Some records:
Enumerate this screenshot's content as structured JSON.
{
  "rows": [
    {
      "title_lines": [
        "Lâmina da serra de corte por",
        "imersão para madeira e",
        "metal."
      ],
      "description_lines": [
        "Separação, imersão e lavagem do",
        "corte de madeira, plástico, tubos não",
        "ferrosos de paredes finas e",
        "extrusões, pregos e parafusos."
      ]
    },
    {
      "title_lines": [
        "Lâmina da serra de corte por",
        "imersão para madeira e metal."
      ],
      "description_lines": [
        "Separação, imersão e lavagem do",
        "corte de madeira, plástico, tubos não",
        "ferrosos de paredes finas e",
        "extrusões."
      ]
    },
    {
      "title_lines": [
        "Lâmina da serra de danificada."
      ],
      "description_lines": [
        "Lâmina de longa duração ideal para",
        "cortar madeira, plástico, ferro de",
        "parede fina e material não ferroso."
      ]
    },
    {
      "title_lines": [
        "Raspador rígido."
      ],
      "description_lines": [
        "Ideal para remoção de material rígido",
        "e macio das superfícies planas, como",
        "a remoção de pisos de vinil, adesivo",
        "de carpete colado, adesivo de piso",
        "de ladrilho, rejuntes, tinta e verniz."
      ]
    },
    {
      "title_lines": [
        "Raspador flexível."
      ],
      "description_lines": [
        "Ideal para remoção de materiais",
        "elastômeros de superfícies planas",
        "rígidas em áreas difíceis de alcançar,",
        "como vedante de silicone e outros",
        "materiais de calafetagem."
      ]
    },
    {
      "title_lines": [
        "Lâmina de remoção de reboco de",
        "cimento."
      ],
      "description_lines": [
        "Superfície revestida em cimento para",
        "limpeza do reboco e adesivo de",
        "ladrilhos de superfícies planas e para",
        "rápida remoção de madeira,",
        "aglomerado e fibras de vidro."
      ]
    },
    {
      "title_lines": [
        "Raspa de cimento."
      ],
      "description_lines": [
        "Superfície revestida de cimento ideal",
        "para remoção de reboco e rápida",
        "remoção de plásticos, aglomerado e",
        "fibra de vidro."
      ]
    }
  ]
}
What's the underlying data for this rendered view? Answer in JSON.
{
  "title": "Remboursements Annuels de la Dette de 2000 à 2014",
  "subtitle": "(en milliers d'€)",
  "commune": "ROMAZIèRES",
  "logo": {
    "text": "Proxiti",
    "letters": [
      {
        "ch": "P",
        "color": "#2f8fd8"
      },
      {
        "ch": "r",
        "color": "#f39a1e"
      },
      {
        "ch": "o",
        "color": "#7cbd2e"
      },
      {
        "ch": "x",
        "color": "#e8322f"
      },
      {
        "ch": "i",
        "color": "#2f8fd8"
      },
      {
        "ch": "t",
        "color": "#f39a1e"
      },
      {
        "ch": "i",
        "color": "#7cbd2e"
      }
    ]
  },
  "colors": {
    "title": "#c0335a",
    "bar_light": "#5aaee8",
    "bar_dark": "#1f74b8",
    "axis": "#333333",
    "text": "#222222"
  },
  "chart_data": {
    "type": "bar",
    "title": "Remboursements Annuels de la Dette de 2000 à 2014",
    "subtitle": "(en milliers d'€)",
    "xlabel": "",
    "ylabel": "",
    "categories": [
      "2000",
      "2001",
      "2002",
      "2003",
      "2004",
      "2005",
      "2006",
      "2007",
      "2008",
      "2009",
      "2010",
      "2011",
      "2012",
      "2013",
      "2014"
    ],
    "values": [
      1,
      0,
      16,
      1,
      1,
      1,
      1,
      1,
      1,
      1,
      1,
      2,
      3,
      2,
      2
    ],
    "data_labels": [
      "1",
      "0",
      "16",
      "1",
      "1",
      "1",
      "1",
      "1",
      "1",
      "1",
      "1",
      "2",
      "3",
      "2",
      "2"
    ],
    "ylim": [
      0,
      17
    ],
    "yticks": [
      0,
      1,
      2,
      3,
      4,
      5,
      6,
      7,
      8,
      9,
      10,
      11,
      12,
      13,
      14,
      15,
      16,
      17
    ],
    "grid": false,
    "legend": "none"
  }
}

- Exercise instructions
Retype every record above exactly as it appears.

- Exercise output
Enumerate this screenshot's content as structured JSON.
{
  "rows": [
    {
      "title_lines": [
        "Lâmina da serra de corte por",
        "imersão para madeira e",
        "metal."
      ],
      "description_lines": [
        "Separação, imersão e lavagem do",
        "corte de madeira, plástico, tubos não",
        "ferrosos de paredes finas e",
        "extrusões, pregos e parafusos."
      ]
    },
    {
      "title_lines": [
        "Lâmina da serra de corte por",
        "imersão para madeira e metal."
      ],
      "description_lines": [
        "Separação, imersão e lavagem do",
        "corte de madeira, plástico, tubos não",
        "ferrosos de paredes finas e",
        "extrusões."
      ]
    },
    {
      "title_lines": [
        "Lâmina da serra de danificada."
      ],
      "description_lines": [
        "Lâmina de longa duração ideal para",
        "cortar madeira, plástico, ferro de",
        "parede fina e material não ferroso."
      ]
    },
    {
      "title_lines": [
        "Raspador rígido."
      ],
      "description_lines": [
        "Ideal para remoção de material rígido",
        "e macio das superfícies planas, como",
        "a remoção de pisos de vinil, adesivo",
        "de carpete colado, adesivo de piso",
        "de ladrilho, rejuntes, tinta e verniz."
      ]
    },
    {
      "title_lines": [
        "Raspador flexível."
      ],
      "description_lines": [
        "Ideal para remoção de materiais",
        "elastômeros de superfícies planas",
        "rígidas em áreas difíceis de alcançar,",
        "como vedante de silicone e outros",
        "materiais de calafetagem."
      ]
    },
    {
      "title_lines": [
        "Lâmina de remoção de reboco de",
        "cimento."
      ],
      "description_lines": [
        "Superfície revestida em cimento para",
        "limpeza do reboco e adesivo de",
        "ladrilhos de superfícies planas e para",
        "rápida remoção de madeira,",
        "aglomerado e fibras de vidro."
      ]
    },
    {
      "title_lines": [
        "Raspa de cimento."
      ],
      "description_lines": [
        "Superfície revestida de cimento ideal",
        "para remoção de reboco e rápida",
        "remoção de plásticos, aglomerado e",
        "fibra de vidro."
      ]
    }
  ]
}
What's the underlying data for this rendered view? Answer in JSON.
{
  "title": "Remboursements Annuels de la Dette de 2000 à 2014",
  "subtitle": "(en milliers d'€)",
  "commune": "ROMAZIèRES",
  "logo": {
    "text": "Proxiti",
    "letters": [
      {
        "ch": "P",
        "color": "#2f8fd8"
      },
      {
        "ch": "r",
        "color": "#f39a1e"
      },
      {
        "ch": "o",
        "color": "#7cbd2e"
      },
      {
        "ch": "x",
        "color": "#e8322f"
      },
      {
        "ch": "i",
        "color": "#2f8fd8"
      },
      {
        "ch": "t",
        "color": "#f39a1e"
      },
      {
        "ch": "i",
        "color": "#7cbd2e"
      }
    ]
  },
  "colors": {
    "title": "#c0335a",
    "bar_light": "#5aaee8",
    "bar_dark": "#1f74b8",
    "axis": "#333333",
    "text": "#222222"
  },
  "chart_data": {
    "type": "bar",
    "title": "Remboursements Annuels de la Dette de 2000 à 2014",
    "subtitle": "(en milliers d'€)",
    "xlabel": "",
    "ylabel": "",
    "categories": [
      "2000",
      "2001",
      "2002",
      "2003",
      "2004",
      "2005",
      "2006",
      "2007",
      "2008",
      "2009",
      "2010",
      "2011",
      "2012",
      "2013",
      "2014"
    ],
    "values": [
      1,
      0,
      16,
      1,
      1,
      1,
      1,
      1,
      1,
      1,
      1,
      2,
      3,
      2,
      2
    ],
    "data_labels": [
      "1",
      "0",
      "16",
      "1",
      "1",
      "1",
      "1",
      "1",
      "1",
      "1",
      "1",
      "2",
      "3",
      "2",
      "2"
    ],
    "ylim": [
      0,
      17
    ],
    "yticks": [
      0,
      1,
      2,
      3,
      4,
      5,
      6,
      7,
      8,
      9,
      10,
      11,
      12,
      13,
      14,
      15,
      16,
      17
    ],
    "grid": false,
    "legend": "none"
  }
}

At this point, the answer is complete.